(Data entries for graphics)
>> Start

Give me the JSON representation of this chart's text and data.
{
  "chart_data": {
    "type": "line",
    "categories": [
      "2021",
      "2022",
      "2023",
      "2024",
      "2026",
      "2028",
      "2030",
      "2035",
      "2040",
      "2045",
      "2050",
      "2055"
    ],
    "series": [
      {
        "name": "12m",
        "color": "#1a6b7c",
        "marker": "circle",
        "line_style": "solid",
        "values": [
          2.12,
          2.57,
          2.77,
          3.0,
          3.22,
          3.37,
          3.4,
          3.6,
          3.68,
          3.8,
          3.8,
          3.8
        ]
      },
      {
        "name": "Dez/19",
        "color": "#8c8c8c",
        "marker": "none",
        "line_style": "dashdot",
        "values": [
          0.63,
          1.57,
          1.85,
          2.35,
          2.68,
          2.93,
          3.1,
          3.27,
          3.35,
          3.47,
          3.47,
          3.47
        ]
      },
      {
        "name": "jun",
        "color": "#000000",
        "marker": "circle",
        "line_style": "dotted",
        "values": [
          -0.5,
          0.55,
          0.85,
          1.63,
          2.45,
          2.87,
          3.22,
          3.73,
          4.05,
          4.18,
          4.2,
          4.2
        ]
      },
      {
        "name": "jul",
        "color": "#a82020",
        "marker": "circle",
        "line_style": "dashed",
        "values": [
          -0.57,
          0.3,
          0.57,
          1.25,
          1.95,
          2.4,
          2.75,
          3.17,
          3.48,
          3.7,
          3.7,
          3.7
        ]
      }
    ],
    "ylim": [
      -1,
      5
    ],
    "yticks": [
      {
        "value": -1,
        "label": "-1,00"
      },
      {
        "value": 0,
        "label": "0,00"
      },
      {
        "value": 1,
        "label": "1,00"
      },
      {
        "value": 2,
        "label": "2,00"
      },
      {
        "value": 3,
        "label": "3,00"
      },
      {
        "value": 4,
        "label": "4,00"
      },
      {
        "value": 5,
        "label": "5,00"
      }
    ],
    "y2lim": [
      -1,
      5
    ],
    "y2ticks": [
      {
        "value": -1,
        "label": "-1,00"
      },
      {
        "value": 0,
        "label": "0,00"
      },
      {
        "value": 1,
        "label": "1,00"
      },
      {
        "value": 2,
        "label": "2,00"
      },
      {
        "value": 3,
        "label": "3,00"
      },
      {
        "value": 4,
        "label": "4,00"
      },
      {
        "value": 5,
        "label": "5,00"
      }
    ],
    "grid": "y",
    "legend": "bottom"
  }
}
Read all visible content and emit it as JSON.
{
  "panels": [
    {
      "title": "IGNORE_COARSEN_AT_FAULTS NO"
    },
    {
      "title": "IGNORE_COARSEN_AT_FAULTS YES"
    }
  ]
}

>> End

▶ Written problem: Retype all the records, matching them exactly.

▶ Completed task:
Give me the JSON representation of this chart's text and data.
{
  "chart_data": {
    "type": "line",
    "categories": [
      "2021",
      "2022",
      "2023",
      "2024",
      "2026",
      "2028",
      "2030",
      "2035",
      "2040",
      "2045",
      "2050",
      "2055"
    ],
    "series": [
      {
        "name": "12m",
        "color": "#1a6b7c",
        "marker": "circle",
        "line_style": "solid",
        "values": [
          2.12,
          2.57,
          2.77,
          3.0,
          3.22,
          3.37,
          3.4,
          3.6,
          3.68,
          3.8,
          3.8,
          3.8
        ]
      },
      {
        "name": "Dez/19",
        "color": "#8c8c8c",
        "marker": "none",
        "line_style": "dashdot",
        "values": [
          0.63,
          1.57,
          1.85,
          2.35,
          2.68,
          2.93,
          3.1,
          3.27,
          3.35,
          3.47,
          3.47,
          3.47
        ]
      },
      {
        "name": "jun",
        "color": "#000000",
        "marker": "circle",
        "line_style": "dotted",
        "values": [
          -0.5,
          0.55,
          0.85,
          1.63,
          2.45,
          2.87,
          3.22,
          3.73,
          4.05,
          4.18,
          4.2,
          4.2
        ]
      },
      {
        "name": "jul",
        "color": "#a82020",
        "marker": "circle",
        "line_style": "dashed",
        "values": [
          -0.57,
          0.3,
          0.57,
          1.25,
          1.95,
          2.4,
          2.75,
          3.17,
          3.48,
          3.7,
          3.7,
          3.7
        ]
      }
    ],
    "ylim": [
      -1,
      5
    ],
    "yticks": [
      {
        "value": -1,
        "label": "-1,00"
      },
      {
        "value": 0,
        "label": "0,00"
      },
      {
        "value": 1,
        "label": "1,00"
      },
      {
        "value": 2,
        "label": "2,00"
      },
      {
        "value": 3,
        "label": "3,00"
      },
      {
        "value": 4,
        "label": "4,00"
      },
      {
        "value": 5,
        "label": "5,00"
      }
    ],
    "y2lim": [
      -1,
      5
    ],
    "y2ticks": [
      {
        "value": -1,
        "label": "-1,00"
      },
      {
        "value": 0,
        "label": "0,00"
      },
      {
        "value": 1,
        "label": "1,00"
      },
      {
        "value": 2,
        "label": "2,00"
      },
      {
        "value": 3,
        "label": "3,00"
      },
      {
        "value": 4,
        "label": "4,00"
      },
      {
        "value": 5,
        "label": "5,00"
      }
    ],
    "grid": "y",
    "legend": "bottom"
  }
}
Read all visible content and emit it as JSON.
{
  "panels": [
    {
      "title": "IGNORE_COARSEN_AT_FAULTS NO"
    },
    {
      "title": "IGNORE_COARSEN_AT_FAULTS YES"
    }
  ]
}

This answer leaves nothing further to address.